# WHAT YOU HAVE TO DO:
Establish how many lines in the material include the string "close" and report it as a lone number.

>> Start DATA PROVIDED

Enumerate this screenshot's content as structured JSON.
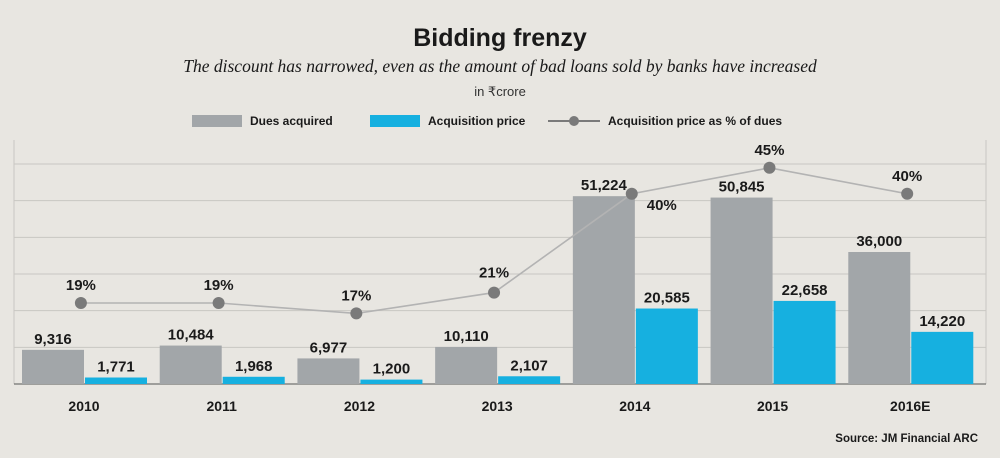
{
  "chart_data": {
    "type": "bar",
    "title": "Bidding frenzy",
    "subtitle": "The discount has narrowed, even as the amount of bad loans sold by banks have increased",
    "unit": "in ₹crore",
    "categories": [
      "2010",
      "2011",
      "2012",
      "2013",
      "2014",
      "2015",
      "2016E"
    ],
    "series": [
      {
        "name": "Dues acquired",
        "kind": "bar",
        "color": "#a2a6a9",
        "values": [
          9316,
          10484,
          6977,
          10110,
          51224,
          50845,
          36000
        ],
        "labels": [
          "9,316",
          "10,484",
          "6,977",
          "10,110",
          "51,224",
          "50,845",
          "36,000"
        ]
      },
      {
        "name": "Acquisition price",
        "kind": "bar",
        "color": "#16b0e0",
        "values": [
          1771,
          1968,
          1200,
          2107,
          20585,
          22658,
          14220
        ],
        "labels": [
          "1,771",
          "1,968",
          "1,200",
          "2,107",
          "20,585",
          "22,658",
          "14,220"
        ]
      },
      {
        "name": "Acquisition price as % of dues",
        "kind": "line",
        "color": "#7a7a7a",
        "values": [
          19,
          19,
          17,
          21,
          40,
          45,
          40
        ],
        "labels": [
          "19%",
          "19%",
          "17%",
          "21%",
          "40%",
          "45%",
          "40%"
        ]
      }
    ],
    "grid": true,
    "source": "Source: JM Financial ARC"
  }
}
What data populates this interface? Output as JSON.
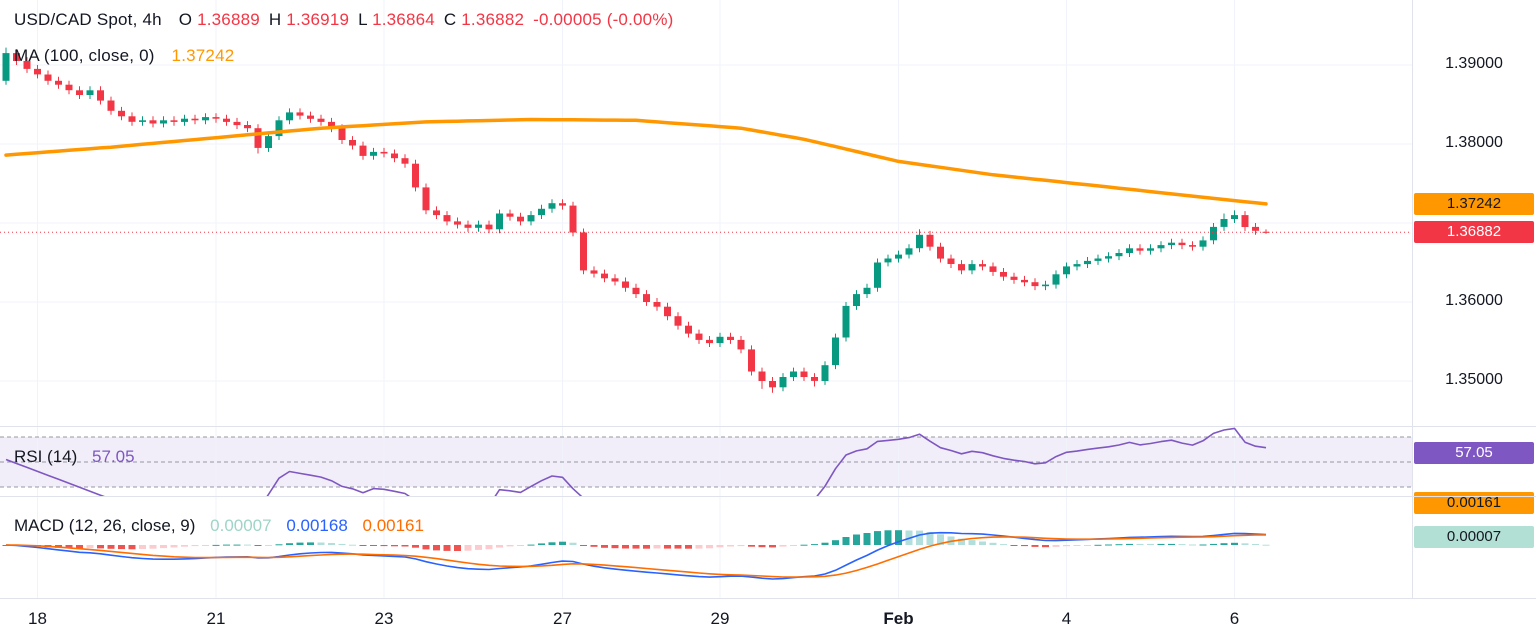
{
  "colors": {
    "up": "#089981",
    "down": "#f23645",
    "ma": "#ff9800",
    "rsi": "#7e57c2",
    "rsi_band": "rgba(126,87,194,0.10)",
    "macd_line": "#2962ff",
    "signal_line": "#ff6d00",
    "hist_pos": "#26a69a",
    "hist_pos_weak": "#b2dfdb",
    "hist_neg": "#ef5350",
    "hist_neg_weak": "#fccbcd",
    "grid": "#f0f3fa",
    "dashed": "#9598a1",
    "axis_text": "#131722",
    "separator": "#e0e3eb",
    "ma_badge_bg": "#ff9800",
    "last_badge_bg": "#f23645",
    "rsi_badge_bg": "#7e57c2",
    "signal_badge_bg": "#ff9800",
    "hist_badge_bg": "#b3e0d4"
  },
  "header_legend": {
    "symbol_title": "USD/CAD Spot, 4h",
    "o_label": "O",
    "o_value": "1.36889",
    "h_label": "H",
    "h_value": "1.36919",
    "l_label": "L",
    "l_value": "1.36864",
    "c_label": "C",
    "c_value": "1.36882",
    "change": "-0.00005 (-0.00%)",
    "ma_label": "MA (100, close, 0)",
    "ma_value": "1.37242"
  },
  "rsi_panel": {
    "label": "RSI (14)",
    "value": "57.05",
    "badge": "57.05"
  },
  "macd_panel": {
    "label": "MACD (12, 26, close, 9)",
    "hist_value": "0.00007",
    "macd_value": "0.00168",
    "signal_value": "0.00161",
    "badge_signal": "0.00161",
    "badge_hist": "0.00007"
  },
  "price_scale": {
    "ma_badge": "1.37242",
    "last_badge": "1.36882"
  },
  "chart_data": {
    "type": "candlestick",
    "symbol": "USD/CAD Spot",
    "interval": "4h",
    "y_axis": {
      "visible_labels": [
        {
          "text": "1.39000",
          "price": 1.39
        },
        {
          "text": "1.38000",
          "price": 1.38
        },
        {
          "text": "1.36000",
          "price": 1.36
        },
        {
          "text": "1.35000",
          "price": 1.35
        }
      ],
      "gridline_prices": [
        1.39,
        1.38,
        1.37,
        1.36,
        1.35
      ],
      "last_price": 1.36882
    },
    "x_ticks": [
      {
        "label": "18",
        "index": 3
      },
      {
        "label": "21",
        "index": 20
      },
      {
        "label": "23",
        "index": 36
      },
      {
        "label": "27",
        "index": 53
      },
      {
        "label": "29",
        "index": 68
      },
      {
        "label": "Feb",
        "index": 85,
        "bold": true
      },
      {
        "label": "4",
        "index": 101
      },
      {
        "label": "6",
        "index": 117
      }
    ],
    "candles": [
      [
        1.388,
        1.3922,
        1.3875,
        1.3915
      ],
      [
        1.3915,
        1.392,
        1.39,
        1.3905
      ],
      [
        1.3905,
        1.391,
        1.389,
        1.3895
      ],
      [
        1.3895,
        1.39,
        1.3883,
        1.3888
      ],
      [
        1.3888,
        1.3893,
        1.3875,
        1.388
      ],
      [
        1.388,
        1.3885,
        1.387,
        1.3875
      ],
      [
        1.3875,
        1.388,
        1.3863,
        1.3868
      ],
      [
        1.3868,
        1.3873,
        1.3857,
        1.3862
      ],
      [
        1.3862,
        1.3873,
        1.3857,
        1.3868
      ],
      [
        1.3868,
        1.3873,
        1.385,
        1.3855
      ],
      [
        1.3855,
        1.386,
        1.3837,
        1.3842
      ],
      [
        1.3842,
        1.3847,
        1.383,
        1.3835
      ],
      [
        1.3835,
        1.384,
        1.3823,
        1.3828
      ],
      [
        1.3828,
        1.3835,
        1.3823,
        1.383
      ],
      [
        1.383,
        1.3835,
        1.3821,
        1.3826
      ],
      [
        1.3826,
        1.3835,
        1.3821,
        1.383
      ],
      [
        1.383,
        1.3835,
        1.3823,
        1.3828
      ],
      [
        1.3828,
        1.3837,
        1.3823,
        1.3832
      ],
      [
        1.3832,
        1.3837,
        1.3825,
        1.383
      ],
      [
        1.383,
        1.3839,
        1.3825,
        1.3834
      ],
      [
        1.3834,
        1.3839,
        1.3827,
        1.3832
      ],
      [
        1.3832,
        1.3837,
        1.3823,
        1.3828
      ],
      [
        1.3828,
        1.3833,
        1.3819,
        1.3824
      ],
      [
        1.3824,
        1.3829,
        1.3815,
        1.382
      ],
      [
        1.382,
        1.3825,
        1.3788,
        1.3795
      ],
      [
        1.3795,
        1.3815,
        1.379,
        1.381
      ],
      [
        1.381,
        1.3835,
        1.3805,
        1.383
      ],
      [
        1.383,
        1.3845,
        1.3825,
        1.384
      ],
      [
        1.384,
        1.3845,
        1.3831,
        1.3836
      ],
      [
        1.3836,
        1.3841,
        1.3827,
        1.3832
      ],
      [
        1.3832,
        1.3837,
        1.3823,
        1.3828
      ],
      [
        1.3828,
        1.3833,
        1.3815,
        1.382
      ],
      [
        1.382,
        1.3825,
        1.38,
        1.3805
      ],
      [
        1.3805,
        1.381,
        1.3793,
        1.3798
      ],
      [
        1.3798,
        1.3803,
        1.378,
        1.3785
      ],
      [
        1.3785,
        1.3795,
        1.378,
        1.379
      ],
      [
        1.379,
        1.3795,
        1.3783,
        1.3788
      ],
      [
        1.3788,
        1.3793,
        1.3777,
        1.3782
      ],
      [
        1.3782,
        1.3787,
        1.377,
        1.3775
      ],
      [
        1.3775,
        1.378,
        1.374,
        1.3745
      ],
      [
        1.3745,
        1.375,
        1.3711,
        1.3716
      ],
      [
        1.3716,
        1.3721,
        1.3705,
        1.371
      ],
      [
        1.371,
        1.3715,
        1.3697,
        1.3702
      ],
      [
        1.3702,
        1.3707,
        1.3693,
        1.3698
      ],
      [
        1.3698,
        1.3703,
        1.3689,
        1.3694
      ],
      [
        1.3694,
        1.3703,
        1.3689,
        1.3698
      ],
      [
        1.3698,
        1.3703,
        1.3687,
        1.3692
      ],
      [
        1.3692,
        1.3717,
        1.3687,
        1.3712
      ],
      [
        1.3712,
        1.3717,
        1.3703,
        1.3708
      ],
      [
        1.3708,
        1.3713,
        1.3697,
        1.3702
      ],
      [
        1.3702,
        1.3715,
        1.3697,
        1.371
      ],
      [
        1.371,
        1.3723,
        1.3705,
        1.3718
      ],
      [
        1.3718,
        1.373,
        1.3713,
        1.3725
      ],
      [
        1.3725,
        1.373,
        1.3717,
        1.3722
      ],
      [
        1.3722,
        1.3727,
        1.3683,
        1.3688
      ],
      [
        1.3688,
        1.3693,
        1.3635,
        1.364
      ],
      [
        1.364,
        1.3645,
        1.3631,
        1.3636
      ],
      [
        1.3636,
        1.3641,
        1.3625,
        1.363
      ],
      [
        1.363,
        1.3635,
        1.3621,
        1.3626
      ],
      [
        1.3626,
        1.3631,
        1.3613,
        1.3618
      ],
      [
        1.3618,
        1.3623,
        1.3605,
        1.361
      ],
      [
        1.361,
        1.3615,
        1.3595,
        1.36
      ],
      [
        1.36,
        1.3605,
        1.3589,
        1.3594
      ],
      [
        1.3594,
        1.3599,
        1.3577,
        1.3582
      ],
      [
        1.3582,
        1.3587,
        1.3565,
        1.357
      ],
      [
        1.357,
        1.3575,
        1.3555,
        1.356
      ],
      [
        1.356,
        1.3565,
        1.3547,
        1.3552
      ],
      [
        1.3552,
        1.3557,
        1.3543,
        1.3548
      ],
      [
        1.3548,
        1.3561,
        1.3543,
        1.3556
      ],
      [
        1.3556,
        1.3561,
        1.3547,
        1.3552
      ],
      [
        1.3552,
        1.3557,
        1.3535,
        1.354
      ],
      [
        1.354,
        1.3545,
        1.3507,
        1.3512
      ],
      [
        1.3512,
        1.3517,
        1.349,
        1.35
      ],
      [
        1.35,
        1.3505,
        1.3485,
        1.3492
      ],
      [
        1.3492,
        1.351,
        1.3487,
        1.3505
      ],
      [
        1.3505,
        1.3517,
        1.35,
        1.3512
      ],
      [
        1.3512,
        1.3517,
        1.35,
        1.3505
      ],
      [
        1.3505,
        1.351,
        1.3493,
        1.35
      ],
      [
        1.35,
        1.3525,
        1.3495,
        1.352
      ],
      [
        1.352,
        1.356,
        1.3515,
        1.3555
      ],
      [
        1.3555,
        1.36,
        1.355,
        1.3595
      ],
      [
        1.3595,
        1.3615,
        1.359,
        1.361
      ],
      [
        1.361,
        1.3623,
        1.3605,
        1.3618
      ],
      [
        1.3618,
        1.3655,
        1.3613,
        1.365
      ],
      [
        1.365,
        1.366,
        1.3645,
        1.3655
      ],
      [
        1.3655,
        1.3665,
        1.365,
        1.366
      ],
      [
        1.366,
        1.3673,
        1.3655,
        1.3668
      ],
      [
        1.3668,
        1.3692,
        1.3663,
        1.3685
      ],
      [
        1.3685,
        1.369,
        1.3665,
        1.367
      ],
      [
        1.367,
        1.3675,
        1.365,
        1.3655
      ],
      [
        1.3655,
        1.366,
        1.3643,
        1.3648
      ],
      [
        1.3648,
        1.3653,
        1.3635,
        1.364
      ],
      [
        1.364,
        1.3653,
        1.3635,
        1.3648
      ],
      [
        1.3648,
        1.3653,
        1.364,
        1.3645
      ],
      [
        1.3645,
        1.365,
        1.3633,
        1.3638
      ],
      [
        1.3638,
        1.3643,
        1.3627,
        1.3632
      ],
      [
        1.3632,
        1.3637,
        1.3623,
        1.3628
      ],
      [
        1.3628,
        1.3633,
        1.362,
        1.3625
      ],
      [
        1.3625,
        1.363,
        1.3615,
        1.362
      ],
      [
        1.362,
        1.3627,
        1.3615,
        1.3622
      ],
      [
        1.3622,
        1.364,
        1.3617,
        1.3635
      ],
      [
        1.3635,
        1.365,
        1.363,
        1.3645
      ],
      [
        1.3645,
        1.3653,
        1.364,
        1.3648
      ],
      [
        1.3648,
        1.3657,
        1.3643,
        1.3652
      ],
      [
        1.3652,
        1.366,
        1.3647,
        1.3655
      ],
      [
        1.3655,
        1.3663,
        1.365,
        1.3658
      ],
      [
        1.3658,
        1.3667,
        1.3653,
        1.3662
      ],
      [
        1.3662,
        1.3673,
        1.3657,
        1.3668
      ],
      [
        1.3668,
        1.3673,
        1.366,
        1.3665
      ],
      [
        1.3665,
        1.3673,
        1.366,
        1.3668
      ],
      [
        1.3668,
        1.3677,
        1.3663,
        1.3672
      ],
      [
        1.3672,
        1.368,
        1.3667,
        1.3675
      ],
      [
        1.3675,
        1.368,
        1.3667,
        1.3672
      ],
      [
        1.3672,
        1.3677,
        1.3665,
        1.367
      ],
      [
        1.367,
        1.3683,
        1.3665,
        1.3678
      ],
      [
        1.3678,
        1.37,
        1.3673,
        1.3695
      ],
      [
        1.3695,
        1.3712,
        1.369,
        1.3705
      ],
      [
        1.3705,
        1.3716,
        1.37,
        1.371
      ],
      [
        1.371,
        1.3715,
        1.369,
        1.3695
      ],
      [
        1.3695,
        1.37,
        1.3685,
        1.369
      ],
      [
        1.36889,
        1.36919,
        1.36864,
        1.36882
      ]
    ],
    "ma100": {
      "period": 100,
      "source": "close",
      "offset": 0,
      "last": 1.37242,
      "points": [
        [
          0,
          1.3786
        ],
        [
          10,
          1.3796
        ],
        [
          20,
          1.3808
        ],
        [
          30,
          1.382
        ],
        [
          40,
          1.3828
        ],
        [
          50,
          1.3831
        ],
        [
          60,
          1.383
        ],
        [
          70,
          1.382
        ],
        [
          76,
          1.3806
        ],
        [
          85,
          1.3778
        ],
        [
          94,
          1.3761
        ],
        [
          104,
          1.3747
        ],
        [
          113,
          1.3734
        ],
        [
          120,
          1.37242
        ]
      ]
    },
    "rsi": {
      "period": 14,
      "last": 57.05,
      "upper_band": 70,
      "middle_band": 50,
      "lower_band": 30
    },
    "macd": {
      "fast": 12,
      "slow": 26,
      "source": "close",
      "smoothing": 9,
      "last_histogram": 7e-05,
      "last_macd": 0.00168,
      "last_signal": 0.00161
    }
  }
}
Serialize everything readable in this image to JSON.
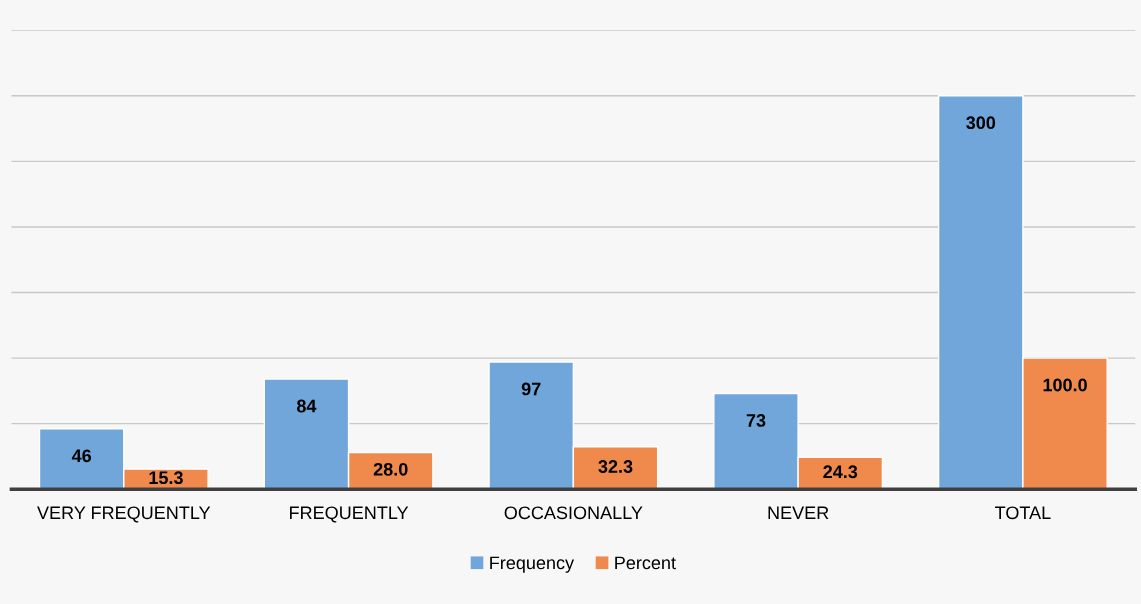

>> End DATA PROVIDED

# THE RESULT:
4